* _Recorded data_:
• • • •
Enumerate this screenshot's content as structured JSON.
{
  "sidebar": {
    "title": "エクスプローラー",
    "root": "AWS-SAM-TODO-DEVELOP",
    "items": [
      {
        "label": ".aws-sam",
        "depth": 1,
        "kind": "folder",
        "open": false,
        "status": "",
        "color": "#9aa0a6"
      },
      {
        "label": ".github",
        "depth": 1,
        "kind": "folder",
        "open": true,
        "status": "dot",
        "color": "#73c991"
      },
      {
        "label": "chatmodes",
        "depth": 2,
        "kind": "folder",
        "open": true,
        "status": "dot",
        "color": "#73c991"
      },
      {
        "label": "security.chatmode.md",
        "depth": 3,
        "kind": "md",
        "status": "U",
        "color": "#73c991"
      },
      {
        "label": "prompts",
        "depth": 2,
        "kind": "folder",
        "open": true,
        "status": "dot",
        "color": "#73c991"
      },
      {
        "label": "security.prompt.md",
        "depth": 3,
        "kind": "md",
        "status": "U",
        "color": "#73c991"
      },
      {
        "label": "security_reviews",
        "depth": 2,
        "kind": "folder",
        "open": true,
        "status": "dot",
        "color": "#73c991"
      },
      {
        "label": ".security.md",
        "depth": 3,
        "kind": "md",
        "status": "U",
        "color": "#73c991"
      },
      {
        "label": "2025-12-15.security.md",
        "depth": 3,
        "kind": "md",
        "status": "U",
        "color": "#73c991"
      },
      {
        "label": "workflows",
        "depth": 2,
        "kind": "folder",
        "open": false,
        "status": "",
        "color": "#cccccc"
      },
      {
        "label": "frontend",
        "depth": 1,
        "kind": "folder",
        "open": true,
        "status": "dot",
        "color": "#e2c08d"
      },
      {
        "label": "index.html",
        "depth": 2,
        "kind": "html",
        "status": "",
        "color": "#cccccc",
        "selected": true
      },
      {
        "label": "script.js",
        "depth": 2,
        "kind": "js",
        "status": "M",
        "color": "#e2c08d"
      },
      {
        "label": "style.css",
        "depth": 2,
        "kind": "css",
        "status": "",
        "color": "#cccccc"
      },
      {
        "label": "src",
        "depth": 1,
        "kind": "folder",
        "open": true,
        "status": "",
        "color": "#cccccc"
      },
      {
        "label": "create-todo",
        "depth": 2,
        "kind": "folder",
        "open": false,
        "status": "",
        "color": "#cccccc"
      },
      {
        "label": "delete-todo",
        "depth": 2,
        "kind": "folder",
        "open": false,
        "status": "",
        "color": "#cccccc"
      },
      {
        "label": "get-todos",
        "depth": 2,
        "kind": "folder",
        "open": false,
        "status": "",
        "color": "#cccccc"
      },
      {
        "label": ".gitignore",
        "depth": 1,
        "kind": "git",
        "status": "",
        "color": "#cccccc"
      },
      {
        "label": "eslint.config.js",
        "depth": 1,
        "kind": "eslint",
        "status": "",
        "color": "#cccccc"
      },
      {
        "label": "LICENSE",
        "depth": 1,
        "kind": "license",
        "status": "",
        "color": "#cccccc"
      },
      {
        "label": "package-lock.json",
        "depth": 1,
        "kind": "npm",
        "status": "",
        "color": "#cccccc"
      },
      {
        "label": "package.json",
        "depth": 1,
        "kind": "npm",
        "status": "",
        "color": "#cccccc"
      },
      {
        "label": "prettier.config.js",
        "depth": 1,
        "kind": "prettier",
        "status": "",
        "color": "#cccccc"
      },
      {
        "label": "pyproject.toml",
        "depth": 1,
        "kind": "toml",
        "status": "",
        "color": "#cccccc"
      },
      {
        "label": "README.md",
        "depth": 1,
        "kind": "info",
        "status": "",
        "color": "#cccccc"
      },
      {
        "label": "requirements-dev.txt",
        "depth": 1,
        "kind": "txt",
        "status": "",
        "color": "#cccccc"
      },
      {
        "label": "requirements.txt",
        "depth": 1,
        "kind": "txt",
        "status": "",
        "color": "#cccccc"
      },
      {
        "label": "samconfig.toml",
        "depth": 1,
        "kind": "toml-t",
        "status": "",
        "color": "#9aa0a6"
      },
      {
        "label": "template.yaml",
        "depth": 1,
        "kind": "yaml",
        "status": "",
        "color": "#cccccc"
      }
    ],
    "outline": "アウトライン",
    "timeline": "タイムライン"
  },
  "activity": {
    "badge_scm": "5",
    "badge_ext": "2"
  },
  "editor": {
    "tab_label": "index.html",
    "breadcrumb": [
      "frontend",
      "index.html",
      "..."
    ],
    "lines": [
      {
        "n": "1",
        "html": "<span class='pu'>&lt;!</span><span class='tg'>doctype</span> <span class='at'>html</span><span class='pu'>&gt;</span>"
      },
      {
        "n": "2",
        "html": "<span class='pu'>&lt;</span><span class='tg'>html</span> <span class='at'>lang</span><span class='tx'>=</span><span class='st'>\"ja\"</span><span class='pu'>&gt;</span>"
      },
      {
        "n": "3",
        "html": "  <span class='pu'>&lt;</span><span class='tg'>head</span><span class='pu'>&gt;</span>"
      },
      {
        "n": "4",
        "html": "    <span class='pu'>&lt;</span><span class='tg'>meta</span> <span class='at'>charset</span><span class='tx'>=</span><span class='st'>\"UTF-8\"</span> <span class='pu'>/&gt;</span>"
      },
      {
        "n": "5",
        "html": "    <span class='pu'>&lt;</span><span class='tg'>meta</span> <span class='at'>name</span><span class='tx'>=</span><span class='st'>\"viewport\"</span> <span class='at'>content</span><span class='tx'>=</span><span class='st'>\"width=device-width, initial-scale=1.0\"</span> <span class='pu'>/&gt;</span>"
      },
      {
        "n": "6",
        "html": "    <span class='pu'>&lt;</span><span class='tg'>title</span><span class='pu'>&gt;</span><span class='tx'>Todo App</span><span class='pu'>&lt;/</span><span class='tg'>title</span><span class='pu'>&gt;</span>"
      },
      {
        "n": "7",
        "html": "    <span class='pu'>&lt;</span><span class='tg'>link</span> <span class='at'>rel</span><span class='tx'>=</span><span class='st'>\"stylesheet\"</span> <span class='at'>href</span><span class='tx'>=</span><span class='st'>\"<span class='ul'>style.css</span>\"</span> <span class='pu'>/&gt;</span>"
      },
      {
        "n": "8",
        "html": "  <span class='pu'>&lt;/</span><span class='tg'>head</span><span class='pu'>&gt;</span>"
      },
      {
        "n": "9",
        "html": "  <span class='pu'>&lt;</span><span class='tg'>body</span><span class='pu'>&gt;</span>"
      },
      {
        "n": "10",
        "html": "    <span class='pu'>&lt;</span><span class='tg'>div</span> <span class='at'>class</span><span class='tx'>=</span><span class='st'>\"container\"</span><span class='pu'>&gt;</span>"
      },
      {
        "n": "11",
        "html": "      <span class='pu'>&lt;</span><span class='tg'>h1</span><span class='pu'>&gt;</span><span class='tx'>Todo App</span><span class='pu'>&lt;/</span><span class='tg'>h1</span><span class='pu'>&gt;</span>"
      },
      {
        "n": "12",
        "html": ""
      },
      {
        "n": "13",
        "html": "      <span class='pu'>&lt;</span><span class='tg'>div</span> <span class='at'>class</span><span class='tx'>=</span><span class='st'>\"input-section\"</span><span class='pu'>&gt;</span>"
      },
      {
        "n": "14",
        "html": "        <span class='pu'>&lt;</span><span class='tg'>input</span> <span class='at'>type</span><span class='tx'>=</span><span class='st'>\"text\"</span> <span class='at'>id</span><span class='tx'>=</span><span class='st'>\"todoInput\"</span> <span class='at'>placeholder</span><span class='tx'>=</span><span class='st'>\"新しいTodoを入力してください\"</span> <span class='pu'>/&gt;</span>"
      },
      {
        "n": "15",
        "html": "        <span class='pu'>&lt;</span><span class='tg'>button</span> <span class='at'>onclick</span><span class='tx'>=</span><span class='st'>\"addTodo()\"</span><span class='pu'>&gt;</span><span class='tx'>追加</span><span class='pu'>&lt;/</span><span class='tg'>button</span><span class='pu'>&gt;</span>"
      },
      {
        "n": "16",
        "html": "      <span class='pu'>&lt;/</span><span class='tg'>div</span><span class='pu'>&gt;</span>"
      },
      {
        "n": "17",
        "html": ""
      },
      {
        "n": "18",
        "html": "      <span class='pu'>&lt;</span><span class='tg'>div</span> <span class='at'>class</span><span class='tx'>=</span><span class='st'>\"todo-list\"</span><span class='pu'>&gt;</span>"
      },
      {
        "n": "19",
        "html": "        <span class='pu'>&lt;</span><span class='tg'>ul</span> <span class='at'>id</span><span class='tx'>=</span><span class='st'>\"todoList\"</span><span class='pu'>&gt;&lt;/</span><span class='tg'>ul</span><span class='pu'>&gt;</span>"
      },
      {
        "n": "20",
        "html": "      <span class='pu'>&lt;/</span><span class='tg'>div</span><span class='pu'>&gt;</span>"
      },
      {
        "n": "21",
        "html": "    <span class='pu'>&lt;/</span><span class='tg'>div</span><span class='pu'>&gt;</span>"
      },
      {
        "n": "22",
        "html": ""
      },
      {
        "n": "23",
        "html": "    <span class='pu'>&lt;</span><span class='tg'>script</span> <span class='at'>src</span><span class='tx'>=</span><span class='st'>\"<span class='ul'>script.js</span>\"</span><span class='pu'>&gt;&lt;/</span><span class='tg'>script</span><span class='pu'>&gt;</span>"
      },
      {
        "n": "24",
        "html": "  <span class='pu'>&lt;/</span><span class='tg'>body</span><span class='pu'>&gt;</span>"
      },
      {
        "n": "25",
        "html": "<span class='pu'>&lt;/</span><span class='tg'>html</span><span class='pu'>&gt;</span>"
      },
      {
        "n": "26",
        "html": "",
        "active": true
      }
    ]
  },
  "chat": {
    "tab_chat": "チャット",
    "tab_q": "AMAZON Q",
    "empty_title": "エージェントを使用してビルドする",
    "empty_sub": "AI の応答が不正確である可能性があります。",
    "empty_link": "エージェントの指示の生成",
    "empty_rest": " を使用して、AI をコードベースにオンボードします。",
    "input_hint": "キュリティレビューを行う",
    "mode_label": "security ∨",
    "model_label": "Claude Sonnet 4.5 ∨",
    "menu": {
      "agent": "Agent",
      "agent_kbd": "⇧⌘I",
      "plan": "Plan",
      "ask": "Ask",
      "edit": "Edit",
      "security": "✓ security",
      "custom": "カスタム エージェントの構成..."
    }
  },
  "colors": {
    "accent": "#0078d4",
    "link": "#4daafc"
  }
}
• • • •
* _Instructions for the task_: The word "meta" may turn up on some lines of these records; say how many, with no other words.

* _Task response_: 2